## Problem
Will you give the material below again, every line exactly as it is?

## Records for this task
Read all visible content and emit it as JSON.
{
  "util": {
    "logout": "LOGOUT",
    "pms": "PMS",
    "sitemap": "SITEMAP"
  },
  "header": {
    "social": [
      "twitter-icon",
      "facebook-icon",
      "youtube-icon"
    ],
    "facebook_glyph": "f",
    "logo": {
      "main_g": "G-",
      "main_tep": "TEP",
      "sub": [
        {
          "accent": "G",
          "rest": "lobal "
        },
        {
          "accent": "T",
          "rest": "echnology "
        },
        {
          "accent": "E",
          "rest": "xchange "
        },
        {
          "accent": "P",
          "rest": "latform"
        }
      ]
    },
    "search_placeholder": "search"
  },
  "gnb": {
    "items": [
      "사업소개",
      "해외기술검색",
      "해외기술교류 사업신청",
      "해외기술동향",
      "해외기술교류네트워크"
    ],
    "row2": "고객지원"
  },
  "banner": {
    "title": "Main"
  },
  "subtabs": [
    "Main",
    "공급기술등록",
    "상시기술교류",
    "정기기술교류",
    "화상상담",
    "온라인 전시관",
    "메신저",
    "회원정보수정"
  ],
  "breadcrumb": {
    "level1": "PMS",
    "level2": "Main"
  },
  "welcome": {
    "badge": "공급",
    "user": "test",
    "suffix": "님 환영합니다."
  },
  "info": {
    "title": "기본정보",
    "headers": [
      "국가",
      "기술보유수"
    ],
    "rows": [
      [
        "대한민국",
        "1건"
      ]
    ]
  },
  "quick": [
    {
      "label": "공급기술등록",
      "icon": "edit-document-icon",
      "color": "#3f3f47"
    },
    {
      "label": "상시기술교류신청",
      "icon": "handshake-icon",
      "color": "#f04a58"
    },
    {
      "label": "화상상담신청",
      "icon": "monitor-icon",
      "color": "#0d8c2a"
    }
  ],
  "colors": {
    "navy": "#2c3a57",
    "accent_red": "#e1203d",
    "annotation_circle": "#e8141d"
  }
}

## Complete response
Read all visible content and emit it as JSON.
{
  "util": {
    "logout": "LOGOUT",
    "pms": "PMS",
    "sitemap": "SITEMAP"
  },
  "header": {
    "social": [
      "twitter-icon",
      "facebook-icon",
      "youtube-icon"
    ],
    "facebook_glyph": "f",
    "logo": {
      "main_g": "G-",
      "main_tep": "TEP",
      "sub": [
        {
          "accent": "G",
          "rest": "lobal "
        },
        {
          "accent": "T",
          "rest": "echnology "
        },
        {
          "accent": "E",
          "rest": "xchange "
        },
        {
          "accent": "P",
          "rest": "latform"
        }
      ]
    },
    "search_placeholder": "search"
  },
  "gnb": {
    "items": [
      "사업소개",
      "해외기술검색",
      "해외기술교류 사업신청",
      "해외기술동향",
      "해외기술교류네트워크"
    ],
    "row2": "고객지원"
  },
  "banner": {
    "title": "Main"
  },
  "subtabs": [
    "Main",
    "공급기술등록",
    "상시기술교류",
    "정기기술교류",
    "화상상담",
    "온라인 전시관",
    "메신저",
    "회원정보수정"
  ],
  "breadcrumb": {
    "level1": "PMS",
    "level2": "Main"
  },
  "welcome": {
    "badge": "공급",
    "user": "test",
    "suffix": "님 환영합니다."
  },
  "info": {
    "title": "기본정보",
    "headers": [
      "국가",
      "기술보유수"
    ],
    "rows": [
      [
        "대한민국",
        "1건"
      ]
    ]
  },
  "quick": [
    {
      "label": "공급기술등록",
      "icon": "edit-document-icon",
      "color": "#3f3f47"
    },
    {
      "label": "상시기술교류신청",
      "icon": "handshake-icon",
      "color": "#f04a58"
    },
    {
      "label": "화상상담신청",
      "icon": "monitor-icon",
      "color": "#0d8c2a"
    }
  ],
  "colors": {
    "navy": "#2c3a57",
    "accent_red": "#e1203d",
    "annotation_circle": "#e8141d"
  }
}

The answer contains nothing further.